- _TEXTE SOURCE_

France | France, Cour administrative d'appel de VERSAILLES, 1ère chambre, 13 février 2025, 24VE00073


Vu la procédure suivante :



Procédure contentieuse antérieure :



Mme B... C..., née A..., a demandé au tribunal administratif de Cergy-Pontoise l'annulation de l'arrêté du 20 juillet 2023 par lequel le préfet du Val-d'Oise a refusé de lui délivrer un titre de séjour, lui a fait obligation de quitter le territoire français dans un délai de trente jours et a fixé le pays à destination duquel elle serait éloignée en cas d'exécution d'office.



Par un jugement n°2310368 du 12 décembre 2023, le tribunal administratif

de Cergy-Pontoise a annulé l'arrêté attaqué et a enjoint au préfet du Val-d'Oise ou au préfet territori...

Vu la procédure suivante :

Procédure contentieuse antérieure :

Mme B... C..., née A..., a demandé au tribunal administratif de Cergy-Pontoise l'annulation de l'arrêté du 20 juillet 2023 par lequel le préfet du Val-d'Oise a refusé de lui délivrer un titre de séjour, lui a fait obligation de quitter le territoire français dans un délai de trente jours et a fixé le pays à destination duquel elle serait éloignée en cas d'exécution d'office.

Par un jugement n°2310368 du 12 décembre 2023, le tribunal administratif de Cergy-Pontoise a annulé l'arrêté attaqué et a enjoint au préfet du Val-d'Oise ou au préfet territorialement compétent de lui délivrer un titre de séjour portant la mention " vie privée et familiale ".

Procédure devant la cour :

Par une requête enregistrée le 12 janvier 2024 le préfet du Val-d'Oise demande à la cour :

1°) d'annuler ce jugement du 12 décembre 2023 ;

2°) de rejeter la demande de Mme C... ;

Il soutient que la décision portant refus de séjour ne méconnaît pas les stipulations de l'article 8 de la convention européenne de sauvegarde des droits de l'homme et des libertés fondamentales, dès lors que celle-ci peut bénéficier du regroupement familial.

Par un mémoire en défense enregistré le 7 octobre 2024, Mme C..., représentée par Me Hug, avocate, conclut au rejet de la requête et à ce que soit mise à la charge de l'Etat une somme de 2 000 euros à lui verser en application des dispositions de l'article L. 761-1 du code de justice administrative.

- _ENTRÉES FOURNIES_
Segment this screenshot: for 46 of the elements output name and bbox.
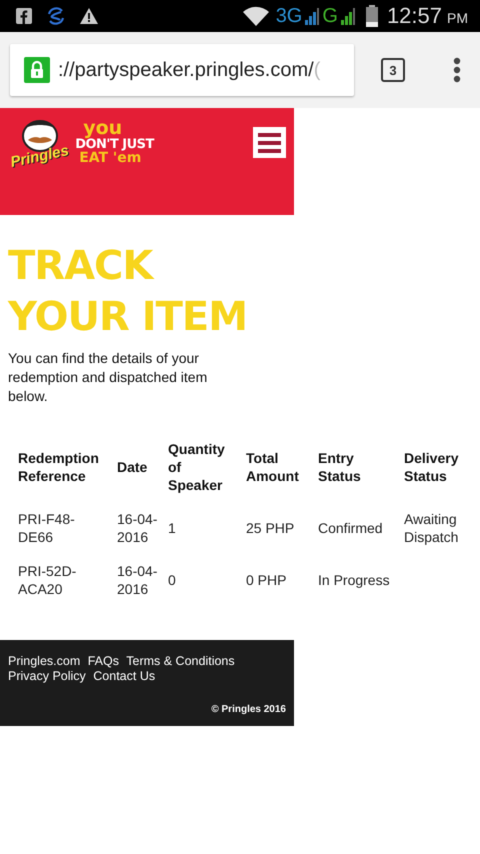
copyright-text: © Pringles 2016 bbox=[210, 704, 286, 715]
column-header: Quantity of Speaker bbox=[168, 440, 226, 494]
footer-link[interactable]: Contact Us bbox=[93, 669, 156, 683]
table-cell-text: 25 PHP bbox=[246, 519, 296, 537]
column-header: Delivery Status bbox=[404, 449, 460, 485]
page-title: YOUR ITEM bbox=[8, 293, 248, 342]
signal-icon bbox=[305, 7, 320, 25]
table-cell-text: 16-04-2016 bbox=[117, 510, 158, 546]
network-label: G bbox=[322, 4, 338, 28]
footer-link[interactable]: FAQs bbox=[88, 654, 119, 668]
column-header: Entry Status bbox=[318, 449, 362, 485]
table-cell-text: In Progress bbox=[318, 571, 391, 589]
table-cell-text: 16-04-2016 bbox=[117, 562, 158, 598]
clock-time: 12:57 bbox=[386, 3, 442, 29]
tab-count-button[interactable]: 3 bbox=[381, 58, 405, 82]
table-cell-text: Awaiting Dispatch bbox=[404, 510, 460, 546]
intro-text: You can find the details of your redemption and dispatched item below. bbox=[8, 349, 208, 406]
tagline-text: you bbox=[83, 118, 122, 138]
facebook-icon bbox=[16, 8, 32, 24]
footer-link[interactable]: Pringles.com bbox=[8, 654, 80, 668]
wifi-icon bbox=[242, 6, 269, 26]
clock-period: PM bbox=[447, 10, 468, 26]
battery-icon bbox=[366, 5, 378, 27]
table-cell-text: PRI-52D-ACA20 bbox=[18, 562, 78, 598]
signal-icon bbox=[340, 7, 355, 25]
table-cell-text: 0 PHP bbox=[246, 571, 288, 589]
footer-link[interactable]: Terms & Conditions bbox=[126, 654, 235, 668]
brand-logo: Pringles bbox=[8, 142, 70, 171]
table-cell-text: 1 bbox=[168, 519, 177, 537]
tagline-text: EAT 'em bbox=[79, 150, 142, 164]
warning-icon bbox=[80, 8, 98, 24]
table-cell-text: Confirmed bbox=[318, 519, 384, 537]
sync-icon bbox=[46, 6, 66, 26]
column-header: Date bbox=[117, 458, 148, 476]
tagline-text: DON'T JUST bbox=[75, 138, 154, 150]
menu-button[interactable] bbox=[253, 127, 286, 158]
page-title: TRACK bbox=[8, 242, 152, 291]
table-cell-text: 0 bbox=[168, 571, 177, 589]
address-field[interactable]: ://partyspeaker.pringles.com/( bbox=[10, 44, 354, 96]
table-cell-text: PRI-F48-DE66 bbox=[18, 510, 76, 546]
network-label: 3G bbox=[276, 4, 302, 28]
footer-link[interactable]: Privacy Policy bbox=[8, 669, 86, 683]
column-header: Total Amount bbox=[246, 449, 300, 485]
menu-icon[interactable] bbox=[453, 57, 461, 83]
lock-icon bbox=[24, 57, 50, 83]
column-header: Redemption Reference bbox=[18, 449, 100, 485]
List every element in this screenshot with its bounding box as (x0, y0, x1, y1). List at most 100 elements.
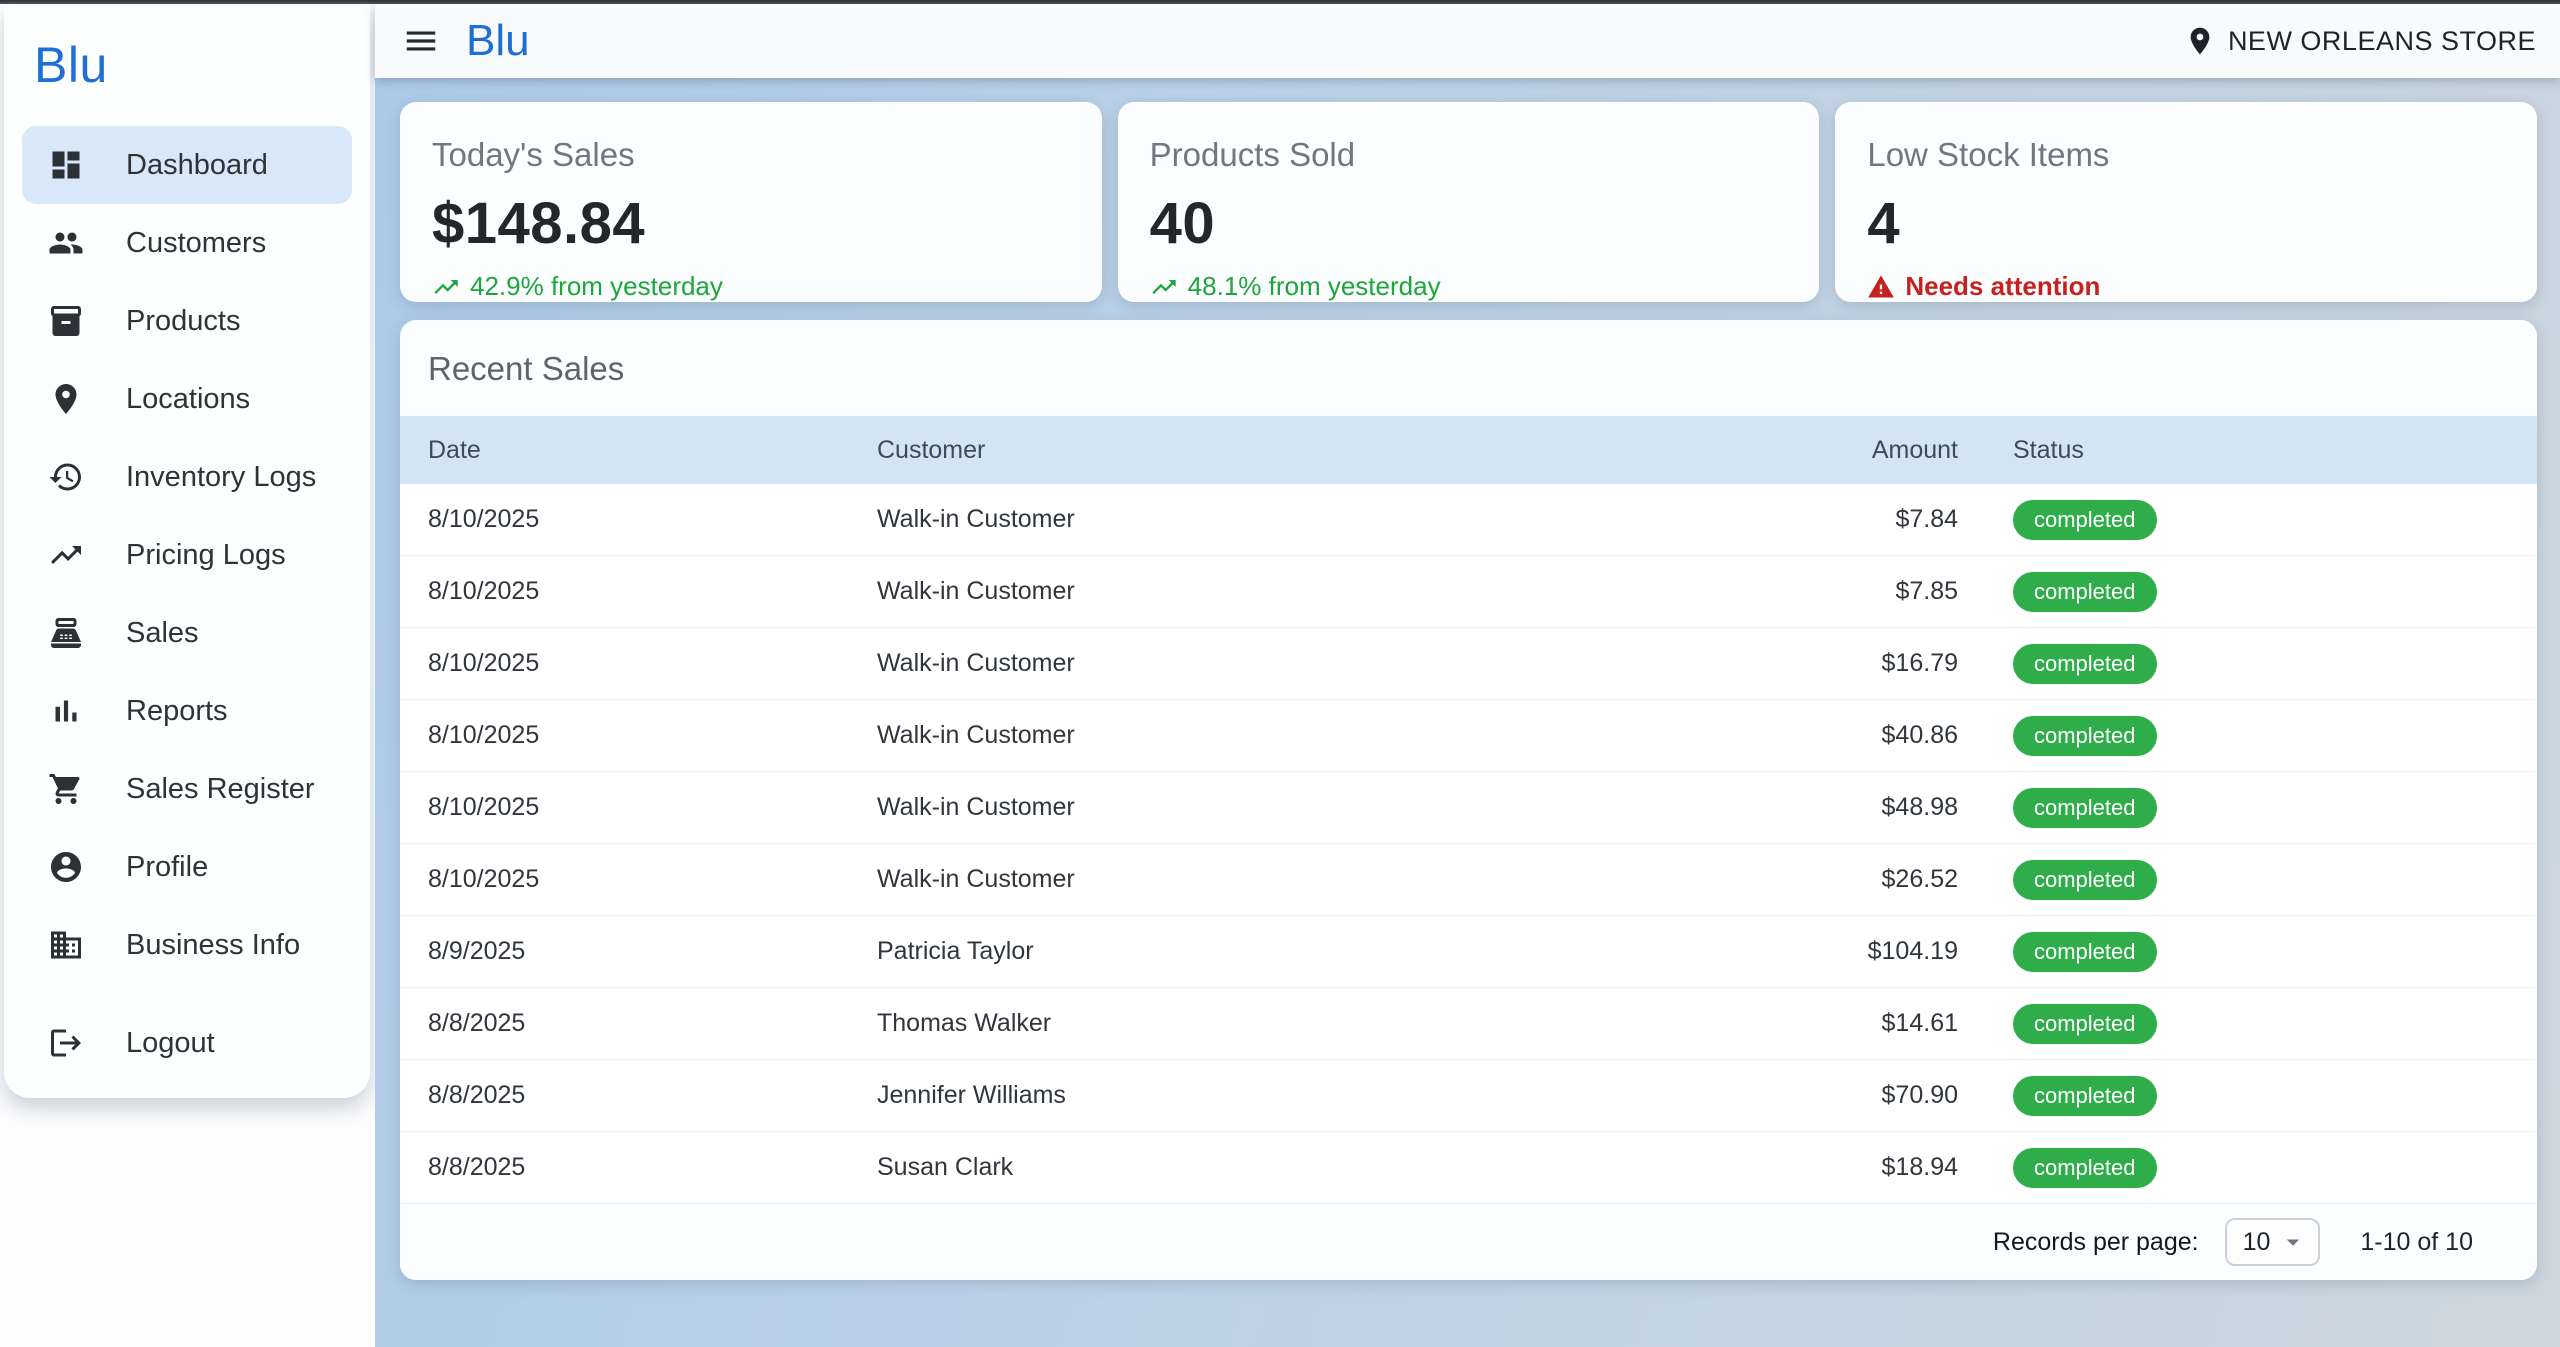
sale-amount: $7.85 (1680, 577, 1958, 606)
table-row: 8/10/2025 Walk-in Customer $7.85 complet… (400, 556, 2537, 628)
inventory-icon (48, 303, 84, 339)
sale-status: completed (1958, 1076, 2509, 1116)
pagination-range: 1-10 of 10 (2360, 1228, 2473, 1257)
sale-amount: $14.61 (1680, 1009, 1958, 1038)
app-window: Blu Dashboard Customers Products Locatio… (0, 4, 2560, 1347)
dashboard-icon (48, 147, 84, 183)
stat-card-today-s-sales: Today's Sales $148.84 42.9% from yesterd… (400, 102, 1102, 302)
sidebar-item-pricing-logs[interactable]: Pricing Logs (22, 516, 352, 594)
trending-up-icon (432, 273, 460, 301)
stat-trend-text: Needs attention (1905, 271, 2100, 302)
sale-status: completed (1958, 1004, 2509, 1044)
warning-icon (1867, 273, 1895, 301)
sidebar-item-locations[interactable]: Locations (22, 360, 352, 438)
point-of-sale-icon (48, 615, 84, 651)
sidebar-item-logout[interactable]: Logout (22, 1004, 352, 1082)
sale-date: 8/9/2025 (428, 937, 877, 966)
stat-trend: Needs attention (1867, 271, 2505, 302)
stat-value: 40 (1150, 190, 1788, 257)
sidebar-item-sales[interactable]: Sales (22, 594, 352, 672)
stat-trend-text: 42.9% from yesterday (470, 271, 723, 302)
location-pin-icon (2184, 25, 2216, 57)
sale-amount: $7.84 (1680, 505, 1958, 534)
status-badge: completed (2013, 644, 2157, 684)
menu-icon[interactable] (400, 20, 442, 62)
sidebar-item-dashboard[interactable]: Dashboard (22, 126, 352, 204)
sale-customer: Patricia Taylor (877, 937, 1680, 966)
records-per-page-value: 10 (2243, 1228, 2271, 1257)
topbar: Blu NEW ORLEANS STORE (375, 4, 2560, 78)
sale-customer: Walk-in Customer (877, 649, 1680, 678)
table-pagination: Records per page: 10 1-10 of 10 (400, 1204, 2537, 1280)
sale-status: completed (1958, 932, 2509, 972)
business-icon (48, 927, 84, 963)
records-per-page-select[interactable]: 10 (2225, 1218, 2321, 1266)
dashboard-content: Today's Sales $148.84 42.9% from yesterd… (375, 78, 2560, 1280)
arrow-drop-down-icon (2278, 1227, 2308, 1257)
table-row: 8/10/2025 Walk-in Customer $16.79 comple… (400, 628, 2537, 700)
status-badge: completed (2013, 716, 2157, 756)
bar-chart-icon (48, 693, 84, 729)
sale-date: 8/10/2025 (428, 793, 877, 822)
table-row: 8/10/2025 Walk-in Customer $7.84 complet… (400, 484, 2537, 556)
table-row: 8/8/2025 Jennifer Williams $70.90 comple… (400, 1060, 2537, 1132)
place-icon (48, 381, 84, 417)
sale-date: 8/8/2025 (428, 1153, 877, 1182)
stat-title: Products Sold (1150, 136, 1788, 174)
records-per-page-label: Records per page: (1993, 1228, 2199, 1257)
sidebar-item-business-info[interactable]: Business Info (22, 906, 352, 984)
main-area: Blu NEW ORLEANS STORE Today's Sales $148… (375, 4, 2560, 1347)
sale-customer: Susan Clark (877, 1153, 1680, 1182)
people-icon (48, 225, 84, 261)
status-badge: completed (2013, 932, 2157, 972)
table-row: 8/10/2025 Walk-in Customer $26.52 comple… (400, 844, 2537, 916)
sale-customer: Walk-in Customer (877, 793, 1680, 822)
trending-up-icon (1150, 273, 1178, 301)
sidebar-item-inventory-logs[interactable]: Inventory Logs (22, 438, 352, 516)
sale-date: 8/10/2025 (428, 505, 877, 534)
trending-up-icon (48, 537, 84, 573)
table-row: 8/8/2025 Susan Clark $18.94 completed (400, 1132, 2537, 1204)
sale-amount: $26.52 (1680, 865, 1958, 894)
sidebar-item-profile[interactable]: Profile (22, 828, 352, 906)
stat-title: Low Stock Items (1867, 136, 2505, 174)
sidebar-nav: Dashboard Customers Products Locations I… (4, 126, 370, 1082)
stats-row: Today's Sales $148.84 42.9% from yesterd… (400, 102, 2537, 302)
sale-customer: Walk-in Customer (877, 721, 1680, 750)
stat-trend: 42.9% from yesterday (432, 271, 1070, 302)
table-body: 8/10/2025 Walk-in Customer $7.84 complet… (400, 484, 2537, 1204)
logout-icon (48, 1025, 84, 1061)
table-row: 8/8/2025 Thomas Walker $14.61 completed (400, 988, 2537, 1060)
store-selector[interactable]: NEW ORLEANS STORE (2184, 25, 2536, 57)
sale-date: 8/8/2025 (428, 1081, 877, 1110)
sidebar-item-customers[interactable]: Customers (22, 204, 352, 282)
sale-status: completed (1958, 644, 2509, 684)
sidebar: Blu Dashboard Customers Products Locatio… (0, 4, 375, 1347)
status-badge: completed (2013, 1004, 2157, 1044)
sidebar-item-reports[interactable]: Reports (22, 672, 352, 750)
stat-trend-text: 48.1% from yesterday (1188, 271, 1441, 302)
status-badge: completed (2013, 1148, 2157, 1188)
sale-amount: $18.94 (1680, 1153, 1958, 1182)
status-badge: completed (2013, 788, 2157, 828)
table-row: 8/9/2025 Patricia Taylor $104.19 complet… (400, 916, 2537, 988)
column-header-status: Status (1958, 436, 2509, 465)
sale-date: 8/8/2025 (428, 1009, 877, 1038)
account-circle-icon (48, 849, 84, 885)
sale-customer: Walk-in Customer (877, 577, 1680, 606)
sale-customer: Thomas Walker (877, 1009, 1680, 1038)
sidebar-item-products[interactable]: Products (22, 282, 352, 360)
app-logo: Blu (4, 36, 370, 94)
sidebar-item-sales-register[interactable]: Sales Register (22, 750, 352, 828)
stat-card-low-stock-items: Low Stock Items 4 Needs attention (1835, 102, 2537, 302)
history-icon (48, 459, 84, 495)
sale-amount: $16.79 (1680, 649, 1958, 678)
stat-value: $148.84 (432, 190, 1070, 257)
status-badge: completed (2013, 500, 2157, 540)
sale-status: completed (1958, 572, 2509, 612)
sidebar-card: Blu Dashboard Customers Products Locatio… (4, 6, 370, 1098)
stat-title: Today's Sales (432, 136, 1070, 174)
column-header-date: Date (428, 436, 877, 465)
page-title: Blu (466, 16, 530, 66)
sale-customer: Walk-in Customer (877, 505, 1680, 534)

- _CONSIGNE_
Recopiez le passage de l'arrêt commençant par "Il soutient que" et se terminant par "de justice administrative.", en substituant "1 500 euros" à "2 000 euros". La liste fournie n'est pas nécessaire pour réaliser l'exercice.

- _CORRIGÉ_
Il soutient que la décision portant refus de séjour ne méconnaît pas les stipulations de l'article 8 de la convention européenne de sauvegarde des droits de l'homme et des libertés fondamentales, dès lors que celle-ci peut bénéficier du regroupement familial.

Par un mémoire en défense enregistré le 7 octobre 2024, Mme C..., représentée par Me Hug, avocate, conclut au rejet de la requête et à ce que soit mise à la charge de l'Etat une somme de 1 500 euros à lui verser en application des dispositions de l'article L. 761-1 du code de justice administrative.